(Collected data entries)
++++
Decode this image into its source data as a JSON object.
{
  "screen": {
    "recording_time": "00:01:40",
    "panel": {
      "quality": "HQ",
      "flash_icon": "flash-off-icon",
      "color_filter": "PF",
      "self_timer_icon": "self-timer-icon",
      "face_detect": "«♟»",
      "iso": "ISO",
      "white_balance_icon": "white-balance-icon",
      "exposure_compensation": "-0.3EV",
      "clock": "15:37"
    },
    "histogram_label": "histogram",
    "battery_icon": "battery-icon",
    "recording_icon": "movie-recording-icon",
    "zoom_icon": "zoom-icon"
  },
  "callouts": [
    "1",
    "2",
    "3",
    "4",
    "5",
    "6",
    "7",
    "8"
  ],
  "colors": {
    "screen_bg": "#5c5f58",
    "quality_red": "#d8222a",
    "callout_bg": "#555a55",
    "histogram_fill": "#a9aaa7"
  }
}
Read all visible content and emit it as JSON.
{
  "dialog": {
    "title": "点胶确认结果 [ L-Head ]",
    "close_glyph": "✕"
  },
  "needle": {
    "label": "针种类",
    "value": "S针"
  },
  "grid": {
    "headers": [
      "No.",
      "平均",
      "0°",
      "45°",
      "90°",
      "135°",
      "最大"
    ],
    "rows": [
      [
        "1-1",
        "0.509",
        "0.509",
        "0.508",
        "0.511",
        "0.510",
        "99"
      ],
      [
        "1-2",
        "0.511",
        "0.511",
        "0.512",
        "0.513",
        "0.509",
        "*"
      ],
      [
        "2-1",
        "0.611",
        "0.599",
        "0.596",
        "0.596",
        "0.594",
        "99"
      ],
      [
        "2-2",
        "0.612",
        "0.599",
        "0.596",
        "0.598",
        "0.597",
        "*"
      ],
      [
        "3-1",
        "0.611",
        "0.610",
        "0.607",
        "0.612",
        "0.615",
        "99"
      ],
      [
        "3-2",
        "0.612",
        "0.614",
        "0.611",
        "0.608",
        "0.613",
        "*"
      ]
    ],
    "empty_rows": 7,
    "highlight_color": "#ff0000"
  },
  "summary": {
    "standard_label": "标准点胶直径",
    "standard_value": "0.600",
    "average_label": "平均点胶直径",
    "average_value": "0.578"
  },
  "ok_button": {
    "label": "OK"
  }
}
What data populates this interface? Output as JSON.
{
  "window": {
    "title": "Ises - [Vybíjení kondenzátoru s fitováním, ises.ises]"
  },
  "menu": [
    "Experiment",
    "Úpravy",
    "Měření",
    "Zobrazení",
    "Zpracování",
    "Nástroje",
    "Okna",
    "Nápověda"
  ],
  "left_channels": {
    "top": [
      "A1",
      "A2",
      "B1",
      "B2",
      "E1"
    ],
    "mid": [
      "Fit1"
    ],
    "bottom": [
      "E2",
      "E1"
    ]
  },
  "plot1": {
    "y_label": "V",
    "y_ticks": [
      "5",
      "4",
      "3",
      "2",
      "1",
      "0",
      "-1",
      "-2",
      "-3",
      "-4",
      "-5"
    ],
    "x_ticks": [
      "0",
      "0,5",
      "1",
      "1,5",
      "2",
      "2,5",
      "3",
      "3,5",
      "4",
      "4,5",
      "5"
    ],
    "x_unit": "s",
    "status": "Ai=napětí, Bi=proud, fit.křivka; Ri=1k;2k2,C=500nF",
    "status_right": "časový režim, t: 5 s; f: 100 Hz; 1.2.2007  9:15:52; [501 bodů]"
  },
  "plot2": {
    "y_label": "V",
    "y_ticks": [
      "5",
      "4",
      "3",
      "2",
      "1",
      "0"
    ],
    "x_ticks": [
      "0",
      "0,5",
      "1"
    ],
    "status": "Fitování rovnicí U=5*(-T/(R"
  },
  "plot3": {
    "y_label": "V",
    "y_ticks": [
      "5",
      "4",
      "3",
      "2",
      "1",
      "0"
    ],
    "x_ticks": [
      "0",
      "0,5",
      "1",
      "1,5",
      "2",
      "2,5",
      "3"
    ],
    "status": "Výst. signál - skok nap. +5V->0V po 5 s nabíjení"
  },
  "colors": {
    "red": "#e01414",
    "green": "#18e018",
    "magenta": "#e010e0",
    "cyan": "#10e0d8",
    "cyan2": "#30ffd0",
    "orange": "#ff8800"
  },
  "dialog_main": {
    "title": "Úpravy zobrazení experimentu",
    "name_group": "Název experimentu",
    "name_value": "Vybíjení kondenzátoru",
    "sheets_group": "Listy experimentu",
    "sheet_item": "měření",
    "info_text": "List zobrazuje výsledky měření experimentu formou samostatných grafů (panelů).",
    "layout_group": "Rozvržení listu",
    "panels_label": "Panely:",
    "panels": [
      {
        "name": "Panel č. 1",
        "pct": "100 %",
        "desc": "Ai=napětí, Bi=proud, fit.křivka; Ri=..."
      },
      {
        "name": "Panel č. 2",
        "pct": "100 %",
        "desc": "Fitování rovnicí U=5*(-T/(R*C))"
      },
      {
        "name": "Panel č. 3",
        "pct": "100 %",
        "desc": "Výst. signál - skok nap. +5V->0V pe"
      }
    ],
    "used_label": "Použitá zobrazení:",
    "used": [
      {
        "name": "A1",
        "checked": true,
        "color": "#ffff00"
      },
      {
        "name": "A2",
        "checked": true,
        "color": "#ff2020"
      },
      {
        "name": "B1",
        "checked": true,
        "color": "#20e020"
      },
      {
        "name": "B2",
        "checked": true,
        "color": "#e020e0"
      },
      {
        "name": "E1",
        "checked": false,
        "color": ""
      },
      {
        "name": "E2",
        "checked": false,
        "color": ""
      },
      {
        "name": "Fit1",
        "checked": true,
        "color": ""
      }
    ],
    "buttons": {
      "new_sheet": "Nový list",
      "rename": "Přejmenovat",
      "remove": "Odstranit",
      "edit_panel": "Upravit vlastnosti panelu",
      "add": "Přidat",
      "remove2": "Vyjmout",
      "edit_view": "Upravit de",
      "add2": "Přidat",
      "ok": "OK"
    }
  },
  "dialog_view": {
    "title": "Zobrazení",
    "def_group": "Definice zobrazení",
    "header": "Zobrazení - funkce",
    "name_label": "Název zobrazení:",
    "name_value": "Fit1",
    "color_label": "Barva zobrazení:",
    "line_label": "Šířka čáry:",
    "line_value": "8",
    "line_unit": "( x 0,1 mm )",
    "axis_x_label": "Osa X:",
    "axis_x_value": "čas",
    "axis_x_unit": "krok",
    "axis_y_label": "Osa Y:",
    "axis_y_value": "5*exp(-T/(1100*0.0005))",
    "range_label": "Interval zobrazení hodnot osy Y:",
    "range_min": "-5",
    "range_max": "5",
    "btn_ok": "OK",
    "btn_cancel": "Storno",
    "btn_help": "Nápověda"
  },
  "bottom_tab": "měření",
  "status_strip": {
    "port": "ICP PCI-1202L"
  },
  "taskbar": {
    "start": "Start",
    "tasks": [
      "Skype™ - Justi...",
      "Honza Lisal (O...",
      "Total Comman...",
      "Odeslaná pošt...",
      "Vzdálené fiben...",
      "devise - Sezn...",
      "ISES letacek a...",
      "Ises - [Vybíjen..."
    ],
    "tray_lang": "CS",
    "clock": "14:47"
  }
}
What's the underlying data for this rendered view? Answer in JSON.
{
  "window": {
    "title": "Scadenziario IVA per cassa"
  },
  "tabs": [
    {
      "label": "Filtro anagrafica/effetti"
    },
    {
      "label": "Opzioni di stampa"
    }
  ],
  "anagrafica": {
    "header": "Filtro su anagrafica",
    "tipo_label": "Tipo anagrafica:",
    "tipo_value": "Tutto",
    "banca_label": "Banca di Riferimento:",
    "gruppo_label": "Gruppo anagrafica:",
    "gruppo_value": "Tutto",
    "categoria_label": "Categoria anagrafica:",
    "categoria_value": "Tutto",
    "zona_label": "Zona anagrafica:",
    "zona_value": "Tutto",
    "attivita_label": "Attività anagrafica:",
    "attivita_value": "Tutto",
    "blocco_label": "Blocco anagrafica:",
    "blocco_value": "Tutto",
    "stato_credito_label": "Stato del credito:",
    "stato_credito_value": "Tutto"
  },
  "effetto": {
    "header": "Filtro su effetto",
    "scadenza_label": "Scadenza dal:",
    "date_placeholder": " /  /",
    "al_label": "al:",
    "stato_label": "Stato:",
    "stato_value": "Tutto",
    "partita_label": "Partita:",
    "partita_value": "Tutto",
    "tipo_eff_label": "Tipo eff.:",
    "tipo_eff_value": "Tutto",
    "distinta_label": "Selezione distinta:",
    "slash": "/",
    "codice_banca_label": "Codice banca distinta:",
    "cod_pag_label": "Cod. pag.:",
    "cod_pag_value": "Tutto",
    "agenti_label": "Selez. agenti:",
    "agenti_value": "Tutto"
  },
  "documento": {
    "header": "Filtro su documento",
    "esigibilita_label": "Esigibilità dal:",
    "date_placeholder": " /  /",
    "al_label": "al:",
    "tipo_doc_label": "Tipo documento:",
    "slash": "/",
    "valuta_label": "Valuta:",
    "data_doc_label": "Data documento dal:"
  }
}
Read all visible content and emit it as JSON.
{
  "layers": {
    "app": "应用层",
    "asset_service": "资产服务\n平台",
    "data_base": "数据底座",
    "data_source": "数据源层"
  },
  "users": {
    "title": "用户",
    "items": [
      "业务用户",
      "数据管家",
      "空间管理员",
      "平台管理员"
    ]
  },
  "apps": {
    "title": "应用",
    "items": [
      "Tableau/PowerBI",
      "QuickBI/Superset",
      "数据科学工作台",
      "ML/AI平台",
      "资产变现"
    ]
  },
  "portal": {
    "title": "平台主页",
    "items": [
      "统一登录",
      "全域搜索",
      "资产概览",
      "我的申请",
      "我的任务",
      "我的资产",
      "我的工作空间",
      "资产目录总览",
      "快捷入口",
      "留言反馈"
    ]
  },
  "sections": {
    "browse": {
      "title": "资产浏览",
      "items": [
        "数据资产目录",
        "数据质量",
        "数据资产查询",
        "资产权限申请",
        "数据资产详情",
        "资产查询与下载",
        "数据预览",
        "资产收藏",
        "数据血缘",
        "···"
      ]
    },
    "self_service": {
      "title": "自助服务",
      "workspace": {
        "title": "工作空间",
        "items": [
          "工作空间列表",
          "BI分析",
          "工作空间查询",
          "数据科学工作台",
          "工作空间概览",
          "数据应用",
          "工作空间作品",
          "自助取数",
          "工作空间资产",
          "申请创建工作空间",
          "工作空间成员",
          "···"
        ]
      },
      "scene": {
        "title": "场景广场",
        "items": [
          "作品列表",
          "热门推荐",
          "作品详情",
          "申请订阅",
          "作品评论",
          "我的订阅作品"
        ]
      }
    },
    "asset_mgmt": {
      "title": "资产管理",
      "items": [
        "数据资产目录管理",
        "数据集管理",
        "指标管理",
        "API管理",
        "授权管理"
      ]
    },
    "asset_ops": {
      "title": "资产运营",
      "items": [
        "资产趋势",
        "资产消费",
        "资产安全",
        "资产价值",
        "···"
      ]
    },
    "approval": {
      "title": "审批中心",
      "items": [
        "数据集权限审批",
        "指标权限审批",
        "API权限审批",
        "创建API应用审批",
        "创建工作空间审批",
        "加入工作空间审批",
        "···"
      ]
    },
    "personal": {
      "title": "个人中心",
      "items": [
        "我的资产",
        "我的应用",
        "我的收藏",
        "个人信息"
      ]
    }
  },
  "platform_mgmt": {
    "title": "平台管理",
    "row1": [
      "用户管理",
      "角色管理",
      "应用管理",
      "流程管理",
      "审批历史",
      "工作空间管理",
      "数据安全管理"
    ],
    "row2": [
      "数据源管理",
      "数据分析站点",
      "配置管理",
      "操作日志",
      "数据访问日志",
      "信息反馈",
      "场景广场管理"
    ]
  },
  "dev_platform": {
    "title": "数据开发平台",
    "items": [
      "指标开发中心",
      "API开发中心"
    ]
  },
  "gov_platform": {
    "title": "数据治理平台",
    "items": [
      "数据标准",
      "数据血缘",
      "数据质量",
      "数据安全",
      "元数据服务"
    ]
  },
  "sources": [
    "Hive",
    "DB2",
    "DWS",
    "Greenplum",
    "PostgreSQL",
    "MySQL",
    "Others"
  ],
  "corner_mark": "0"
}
++++
Report how many lines in the records above contain the word "icon", giving only the number.

## CORRECT ANSWER
6